Supplied data:
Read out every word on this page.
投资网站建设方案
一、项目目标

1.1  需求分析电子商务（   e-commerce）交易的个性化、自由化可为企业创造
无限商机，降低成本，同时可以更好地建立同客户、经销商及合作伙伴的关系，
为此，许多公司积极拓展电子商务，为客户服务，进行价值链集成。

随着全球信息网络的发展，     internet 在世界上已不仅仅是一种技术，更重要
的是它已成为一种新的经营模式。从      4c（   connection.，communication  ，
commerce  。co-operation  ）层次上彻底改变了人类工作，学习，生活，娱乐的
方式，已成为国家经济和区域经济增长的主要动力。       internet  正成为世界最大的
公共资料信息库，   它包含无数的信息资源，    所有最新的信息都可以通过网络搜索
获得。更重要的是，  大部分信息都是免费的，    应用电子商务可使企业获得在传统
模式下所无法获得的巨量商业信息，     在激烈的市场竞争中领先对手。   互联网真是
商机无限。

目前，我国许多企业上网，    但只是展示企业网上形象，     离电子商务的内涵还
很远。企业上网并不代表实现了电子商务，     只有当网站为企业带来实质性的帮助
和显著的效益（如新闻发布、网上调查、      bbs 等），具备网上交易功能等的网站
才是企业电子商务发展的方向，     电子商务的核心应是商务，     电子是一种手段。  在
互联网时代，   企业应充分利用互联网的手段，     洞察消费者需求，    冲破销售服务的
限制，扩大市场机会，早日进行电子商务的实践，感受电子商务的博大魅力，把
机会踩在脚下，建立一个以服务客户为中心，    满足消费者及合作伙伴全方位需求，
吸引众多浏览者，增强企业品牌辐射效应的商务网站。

Goal of the exercise: Each line of the listing should be echoed back exactly.

Completed task:
Read out every word on this page.
投资网站建设方案
一、项目目标

1.1  需求分析电子商务（   e-commerce）交易的个性化、自由化可为企业创造
无限商机，降低成本，同时可以更好地建立同客户、经销商及合作伙伴的关系，
为此，许多公司积极拓展电子商务，为客户服务，进行价值链集成。

随着全球信息网络的发展，     internet 在世界上已不仅仅是一种技术，更重要
的是它已成为一种新的经营模式。从      4c（   connection.，communication  ，
commerce  。co-operation  ）层次上彻底改变了人类工作，学习，生活，娱乐的
方式，已成为国家经济和区域经济增长的主要动力。       internet  正成为世界最大的
公共资料信息库，   它包含无数的信息资源，    所有最新的信息都可以通过网络搜索
获得。更重要的是，  大部分信息都是免费的，    应用电子商务可使企业获得在传统
模式下所无法获得的巨量商业信息，     在激烈的市场竞争中领先对手。   互联网真是
商机无限。

目前，我国许多企业上网，    但只是展示企业网上形象，     离电子商务的内涵还
很远。企业上网并不代表实现了电子商务，     只有当网站为企业带来实质性的帮助
和显著的效益（如新闻发布、网上调查、      bbs 等），具备网上交易功能等的网站
才是企业电子商务发展的方向，     电子商务的核心应是商务，     电子是一种手段。  在
互联网时代，   企业应充分利用互联网的手段，     洞察消费者需求，    冲破销售服务的
限制，扩大市场机会，早日进行电子商务的实践，感受电子商务的博大魅力，把
机会踩在脚下，建立一个以服务客户为中心，    满足消费者及合作伙伴全方位需求，
吸引众多浏览者，增强企业品牌辐射效应的商务网站。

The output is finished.